## begin
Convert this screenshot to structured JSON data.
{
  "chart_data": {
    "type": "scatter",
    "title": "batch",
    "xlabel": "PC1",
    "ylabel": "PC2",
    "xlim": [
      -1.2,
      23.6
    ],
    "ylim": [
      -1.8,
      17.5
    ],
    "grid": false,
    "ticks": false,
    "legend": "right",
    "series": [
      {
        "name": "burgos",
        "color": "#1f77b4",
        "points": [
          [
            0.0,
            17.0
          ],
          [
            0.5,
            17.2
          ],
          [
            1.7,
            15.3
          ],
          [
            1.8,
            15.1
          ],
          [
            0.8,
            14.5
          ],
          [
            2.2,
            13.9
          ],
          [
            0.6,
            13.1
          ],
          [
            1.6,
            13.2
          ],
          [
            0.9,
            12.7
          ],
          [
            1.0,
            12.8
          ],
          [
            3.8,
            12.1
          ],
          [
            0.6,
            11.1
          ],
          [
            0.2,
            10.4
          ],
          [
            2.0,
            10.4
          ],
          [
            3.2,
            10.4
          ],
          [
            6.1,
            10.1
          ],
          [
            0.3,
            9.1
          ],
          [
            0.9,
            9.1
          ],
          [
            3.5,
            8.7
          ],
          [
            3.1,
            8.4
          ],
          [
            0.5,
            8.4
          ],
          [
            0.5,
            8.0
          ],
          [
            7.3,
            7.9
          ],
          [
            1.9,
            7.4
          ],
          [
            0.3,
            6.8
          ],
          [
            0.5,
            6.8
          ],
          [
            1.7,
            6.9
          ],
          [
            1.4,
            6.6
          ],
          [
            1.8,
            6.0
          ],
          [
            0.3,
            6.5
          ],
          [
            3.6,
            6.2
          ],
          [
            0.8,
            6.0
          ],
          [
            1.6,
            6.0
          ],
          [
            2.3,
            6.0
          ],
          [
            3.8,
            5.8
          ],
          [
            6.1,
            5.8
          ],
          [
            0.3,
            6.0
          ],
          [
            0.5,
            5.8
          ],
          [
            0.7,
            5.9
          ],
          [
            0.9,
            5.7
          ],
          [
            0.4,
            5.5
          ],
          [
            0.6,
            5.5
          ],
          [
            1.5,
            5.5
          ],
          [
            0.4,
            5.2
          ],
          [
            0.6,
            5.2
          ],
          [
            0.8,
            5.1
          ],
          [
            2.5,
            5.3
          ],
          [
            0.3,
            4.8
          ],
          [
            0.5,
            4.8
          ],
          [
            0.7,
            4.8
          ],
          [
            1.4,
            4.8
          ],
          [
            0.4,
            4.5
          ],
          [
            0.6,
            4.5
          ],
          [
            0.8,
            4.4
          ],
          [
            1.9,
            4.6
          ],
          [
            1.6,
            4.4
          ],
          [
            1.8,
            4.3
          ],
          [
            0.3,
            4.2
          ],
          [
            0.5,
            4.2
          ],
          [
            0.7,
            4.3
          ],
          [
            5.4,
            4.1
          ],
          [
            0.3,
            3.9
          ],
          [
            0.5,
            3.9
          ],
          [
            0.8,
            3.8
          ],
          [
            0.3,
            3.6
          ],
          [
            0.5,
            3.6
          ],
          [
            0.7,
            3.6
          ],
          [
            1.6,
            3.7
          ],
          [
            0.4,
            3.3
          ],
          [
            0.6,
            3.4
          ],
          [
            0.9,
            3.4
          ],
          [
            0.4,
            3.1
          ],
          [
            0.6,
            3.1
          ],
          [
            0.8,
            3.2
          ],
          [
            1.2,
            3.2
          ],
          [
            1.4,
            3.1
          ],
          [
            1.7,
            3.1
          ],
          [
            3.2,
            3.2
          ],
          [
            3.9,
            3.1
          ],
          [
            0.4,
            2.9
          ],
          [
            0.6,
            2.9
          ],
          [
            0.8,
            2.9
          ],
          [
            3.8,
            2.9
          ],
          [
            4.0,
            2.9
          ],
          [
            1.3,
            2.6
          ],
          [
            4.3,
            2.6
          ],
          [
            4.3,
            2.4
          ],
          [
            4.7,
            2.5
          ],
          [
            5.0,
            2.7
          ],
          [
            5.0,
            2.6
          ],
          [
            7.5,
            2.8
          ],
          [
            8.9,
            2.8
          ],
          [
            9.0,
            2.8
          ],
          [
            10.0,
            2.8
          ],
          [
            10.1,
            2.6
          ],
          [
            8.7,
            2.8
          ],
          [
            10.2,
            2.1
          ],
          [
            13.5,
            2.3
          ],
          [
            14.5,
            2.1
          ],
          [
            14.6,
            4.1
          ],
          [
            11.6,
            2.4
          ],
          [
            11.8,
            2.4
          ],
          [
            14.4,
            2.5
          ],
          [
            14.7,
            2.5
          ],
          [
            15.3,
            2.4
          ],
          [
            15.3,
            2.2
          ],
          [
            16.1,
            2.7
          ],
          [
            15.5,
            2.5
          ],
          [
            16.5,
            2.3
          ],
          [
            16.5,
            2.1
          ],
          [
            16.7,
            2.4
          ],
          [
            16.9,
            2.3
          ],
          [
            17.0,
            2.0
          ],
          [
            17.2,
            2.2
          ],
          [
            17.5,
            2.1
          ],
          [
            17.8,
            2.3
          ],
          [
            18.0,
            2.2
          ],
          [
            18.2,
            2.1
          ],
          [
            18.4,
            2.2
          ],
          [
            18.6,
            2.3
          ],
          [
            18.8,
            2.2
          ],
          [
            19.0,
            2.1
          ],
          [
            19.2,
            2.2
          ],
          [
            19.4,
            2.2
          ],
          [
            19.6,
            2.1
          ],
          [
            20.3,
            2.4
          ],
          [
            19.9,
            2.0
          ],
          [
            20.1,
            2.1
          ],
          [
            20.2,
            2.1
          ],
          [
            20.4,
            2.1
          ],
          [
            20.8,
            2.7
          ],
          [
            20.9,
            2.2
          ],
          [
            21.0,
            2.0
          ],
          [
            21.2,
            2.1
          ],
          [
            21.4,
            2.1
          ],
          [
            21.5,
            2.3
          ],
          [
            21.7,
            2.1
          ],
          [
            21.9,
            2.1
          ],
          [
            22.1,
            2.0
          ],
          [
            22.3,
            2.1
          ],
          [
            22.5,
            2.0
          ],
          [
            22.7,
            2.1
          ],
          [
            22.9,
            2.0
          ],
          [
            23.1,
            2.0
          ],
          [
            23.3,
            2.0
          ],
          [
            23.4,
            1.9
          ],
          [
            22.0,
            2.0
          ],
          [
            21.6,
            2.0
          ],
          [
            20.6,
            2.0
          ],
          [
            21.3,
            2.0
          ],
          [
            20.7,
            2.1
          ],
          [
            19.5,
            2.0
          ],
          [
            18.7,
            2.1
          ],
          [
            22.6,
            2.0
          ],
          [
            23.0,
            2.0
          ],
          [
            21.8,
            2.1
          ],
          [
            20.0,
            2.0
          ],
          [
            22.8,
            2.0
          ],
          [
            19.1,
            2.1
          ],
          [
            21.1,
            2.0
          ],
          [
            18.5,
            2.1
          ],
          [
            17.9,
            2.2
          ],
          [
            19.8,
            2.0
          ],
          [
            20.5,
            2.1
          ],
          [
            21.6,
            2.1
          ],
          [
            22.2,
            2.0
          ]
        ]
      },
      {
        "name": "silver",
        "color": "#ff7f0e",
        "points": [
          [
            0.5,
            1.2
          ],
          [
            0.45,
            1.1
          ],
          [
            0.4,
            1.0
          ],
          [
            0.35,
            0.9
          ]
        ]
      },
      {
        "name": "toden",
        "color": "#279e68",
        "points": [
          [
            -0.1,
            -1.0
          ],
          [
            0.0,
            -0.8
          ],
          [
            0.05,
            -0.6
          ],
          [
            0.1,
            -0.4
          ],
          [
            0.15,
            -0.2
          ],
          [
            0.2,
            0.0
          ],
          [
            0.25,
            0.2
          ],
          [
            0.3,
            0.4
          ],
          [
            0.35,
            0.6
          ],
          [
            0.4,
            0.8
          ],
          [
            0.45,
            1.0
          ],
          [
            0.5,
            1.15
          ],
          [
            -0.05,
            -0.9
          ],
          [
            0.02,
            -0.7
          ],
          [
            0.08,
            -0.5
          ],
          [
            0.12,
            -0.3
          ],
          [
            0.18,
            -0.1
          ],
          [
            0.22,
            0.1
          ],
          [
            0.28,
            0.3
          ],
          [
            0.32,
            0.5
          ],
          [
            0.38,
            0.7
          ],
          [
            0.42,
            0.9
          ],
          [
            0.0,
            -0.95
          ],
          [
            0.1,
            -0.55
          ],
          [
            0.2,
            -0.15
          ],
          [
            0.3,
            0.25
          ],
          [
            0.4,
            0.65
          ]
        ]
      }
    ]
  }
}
## end
How many lines of these entries contain the string "color"? Reply with the number alone.

ANSWER TO THE EXERCISE>
3